= STORED RECORDS =
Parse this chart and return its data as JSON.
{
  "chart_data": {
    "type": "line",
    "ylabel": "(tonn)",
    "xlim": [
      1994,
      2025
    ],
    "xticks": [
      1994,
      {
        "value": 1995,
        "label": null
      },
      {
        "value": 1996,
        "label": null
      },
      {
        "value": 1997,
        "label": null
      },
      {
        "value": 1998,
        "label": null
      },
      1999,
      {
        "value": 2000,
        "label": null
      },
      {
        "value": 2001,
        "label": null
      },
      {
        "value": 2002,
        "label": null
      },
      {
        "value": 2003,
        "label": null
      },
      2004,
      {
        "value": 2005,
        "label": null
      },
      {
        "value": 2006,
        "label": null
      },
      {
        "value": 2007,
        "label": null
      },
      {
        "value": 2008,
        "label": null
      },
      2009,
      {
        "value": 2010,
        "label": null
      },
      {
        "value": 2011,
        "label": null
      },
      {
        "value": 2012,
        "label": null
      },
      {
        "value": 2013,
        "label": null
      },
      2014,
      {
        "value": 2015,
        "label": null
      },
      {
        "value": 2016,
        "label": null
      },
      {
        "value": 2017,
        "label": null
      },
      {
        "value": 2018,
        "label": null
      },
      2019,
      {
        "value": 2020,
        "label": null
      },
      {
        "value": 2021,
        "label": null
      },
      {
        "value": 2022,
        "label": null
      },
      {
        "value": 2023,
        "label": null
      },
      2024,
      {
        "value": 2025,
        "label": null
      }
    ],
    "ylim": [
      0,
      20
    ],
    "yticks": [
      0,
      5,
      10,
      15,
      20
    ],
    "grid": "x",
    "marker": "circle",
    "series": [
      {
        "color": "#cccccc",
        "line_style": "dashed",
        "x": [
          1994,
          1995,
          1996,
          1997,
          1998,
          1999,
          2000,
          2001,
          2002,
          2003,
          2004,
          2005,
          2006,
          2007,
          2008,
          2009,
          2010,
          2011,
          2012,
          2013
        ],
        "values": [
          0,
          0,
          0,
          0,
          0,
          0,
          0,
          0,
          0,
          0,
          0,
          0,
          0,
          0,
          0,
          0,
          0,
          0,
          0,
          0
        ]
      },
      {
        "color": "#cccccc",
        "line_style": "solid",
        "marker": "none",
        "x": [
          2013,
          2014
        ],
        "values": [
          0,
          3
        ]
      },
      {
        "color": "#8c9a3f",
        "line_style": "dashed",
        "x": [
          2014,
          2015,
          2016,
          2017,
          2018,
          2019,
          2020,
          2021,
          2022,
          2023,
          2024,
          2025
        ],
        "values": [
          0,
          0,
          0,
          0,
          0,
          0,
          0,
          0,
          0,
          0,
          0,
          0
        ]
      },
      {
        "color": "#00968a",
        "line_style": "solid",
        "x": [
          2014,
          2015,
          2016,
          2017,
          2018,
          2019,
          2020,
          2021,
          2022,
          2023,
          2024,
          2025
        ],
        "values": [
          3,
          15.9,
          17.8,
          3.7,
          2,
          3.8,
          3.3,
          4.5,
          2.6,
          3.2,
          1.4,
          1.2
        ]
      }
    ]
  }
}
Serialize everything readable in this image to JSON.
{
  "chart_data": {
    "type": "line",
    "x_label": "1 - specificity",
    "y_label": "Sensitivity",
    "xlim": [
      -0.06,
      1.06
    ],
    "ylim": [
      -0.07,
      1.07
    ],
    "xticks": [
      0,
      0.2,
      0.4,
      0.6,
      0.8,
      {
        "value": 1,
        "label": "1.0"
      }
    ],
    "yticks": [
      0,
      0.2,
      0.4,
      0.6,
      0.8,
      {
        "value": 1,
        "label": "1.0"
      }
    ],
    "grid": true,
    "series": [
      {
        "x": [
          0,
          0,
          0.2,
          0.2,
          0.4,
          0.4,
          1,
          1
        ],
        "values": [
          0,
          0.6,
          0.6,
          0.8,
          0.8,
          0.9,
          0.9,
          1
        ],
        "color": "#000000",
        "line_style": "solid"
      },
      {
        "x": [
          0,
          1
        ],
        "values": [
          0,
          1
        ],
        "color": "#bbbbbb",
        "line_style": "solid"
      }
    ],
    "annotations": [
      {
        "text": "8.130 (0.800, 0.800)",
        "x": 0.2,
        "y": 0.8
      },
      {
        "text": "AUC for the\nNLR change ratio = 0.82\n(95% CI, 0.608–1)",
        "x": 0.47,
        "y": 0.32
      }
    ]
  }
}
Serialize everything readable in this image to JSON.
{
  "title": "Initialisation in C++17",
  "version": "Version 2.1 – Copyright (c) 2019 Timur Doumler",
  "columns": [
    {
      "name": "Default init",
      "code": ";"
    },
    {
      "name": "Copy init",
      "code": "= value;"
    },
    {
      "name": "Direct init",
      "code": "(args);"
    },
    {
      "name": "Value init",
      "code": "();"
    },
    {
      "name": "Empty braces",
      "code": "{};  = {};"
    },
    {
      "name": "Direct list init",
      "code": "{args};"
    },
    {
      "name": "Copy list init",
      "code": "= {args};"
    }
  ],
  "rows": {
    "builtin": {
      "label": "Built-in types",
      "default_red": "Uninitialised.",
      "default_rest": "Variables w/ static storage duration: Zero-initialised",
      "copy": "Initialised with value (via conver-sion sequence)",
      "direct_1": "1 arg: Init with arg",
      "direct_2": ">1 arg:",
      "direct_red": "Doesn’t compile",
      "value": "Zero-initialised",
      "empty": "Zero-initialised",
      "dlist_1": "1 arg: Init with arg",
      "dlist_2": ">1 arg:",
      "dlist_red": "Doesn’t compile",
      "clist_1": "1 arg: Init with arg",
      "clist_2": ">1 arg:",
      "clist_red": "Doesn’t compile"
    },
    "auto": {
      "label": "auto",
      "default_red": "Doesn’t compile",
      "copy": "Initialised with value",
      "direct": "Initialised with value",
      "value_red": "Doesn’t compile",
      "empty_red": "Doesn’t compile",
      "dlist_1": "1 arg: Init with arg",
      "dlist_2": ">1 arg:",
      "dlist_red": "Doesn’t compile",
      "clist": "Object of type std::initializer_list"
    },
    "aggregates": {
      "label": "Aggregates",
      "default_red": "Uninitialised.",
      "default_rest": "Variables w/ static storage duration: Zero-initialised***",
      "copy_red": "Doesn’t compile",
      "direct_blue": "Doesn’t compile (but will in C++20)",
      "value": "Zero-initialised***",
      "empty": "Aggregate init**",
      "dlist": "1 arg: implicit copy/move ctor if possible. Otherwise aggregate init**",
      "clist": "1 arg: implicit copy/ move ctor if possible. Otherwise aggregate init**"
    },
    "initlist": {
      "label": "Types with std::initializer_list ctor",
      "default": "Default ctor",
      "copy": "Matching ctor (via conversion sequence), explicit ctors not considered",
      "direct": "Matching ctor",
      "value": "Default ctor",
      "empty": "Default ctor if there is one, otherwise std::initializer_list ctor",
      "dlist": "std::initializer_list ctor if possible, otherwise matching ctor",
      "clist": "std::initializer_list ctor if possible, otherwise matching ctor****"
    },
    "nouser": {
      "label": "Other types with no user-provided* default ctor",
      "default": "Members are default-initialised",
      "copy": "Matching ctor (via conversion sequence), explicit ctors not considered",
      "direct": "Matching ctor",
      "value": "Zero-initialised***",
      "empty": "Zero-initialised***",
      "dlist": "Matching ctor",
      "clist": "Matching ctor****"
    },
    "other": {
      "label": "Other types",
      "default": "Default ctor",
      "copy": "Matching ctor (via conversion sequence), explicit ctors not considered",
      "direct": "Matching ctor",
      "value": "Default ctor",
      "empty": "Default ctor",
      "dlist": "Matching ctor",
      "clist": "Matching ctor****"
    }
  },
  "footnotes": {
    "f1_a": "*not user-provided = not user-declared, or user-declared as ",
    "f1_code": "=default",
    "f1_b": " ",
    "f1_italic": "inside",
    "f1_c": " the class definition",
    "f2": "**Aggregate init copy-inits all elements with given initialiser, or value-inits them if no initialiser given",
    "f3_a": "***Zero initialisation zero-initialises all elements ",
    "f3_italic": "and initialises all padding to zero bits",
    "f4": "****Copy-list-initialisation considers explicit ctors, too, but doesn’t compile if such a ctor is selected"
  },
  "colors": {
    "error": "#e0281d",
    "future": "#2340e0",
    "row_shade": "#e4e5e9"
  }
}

= WORK TO COMPLETE =
Using the listing above, show each line holding the string "with".

= THE REPLY =
      "copy": "Initialised with value (via conver-sion sequence)",
      "direct_1": "1 arg: Init with arg",
      "dlist_1": "1 arg: Init with arg",
      "clist_1": "1 arg: Init with arg",
      "copy": "Initialised with value",
      "direct": "Initialised with value",
      "dlist_1": "1 arg: Init with arg",
      "label": "Types with std::initializer_list ctor",
      "label": "Other types with no user-provided* default ctor",
    "f2": "**Aggregate init copy-inits all elements with given initialiser, or value-inits them if no initialiser given",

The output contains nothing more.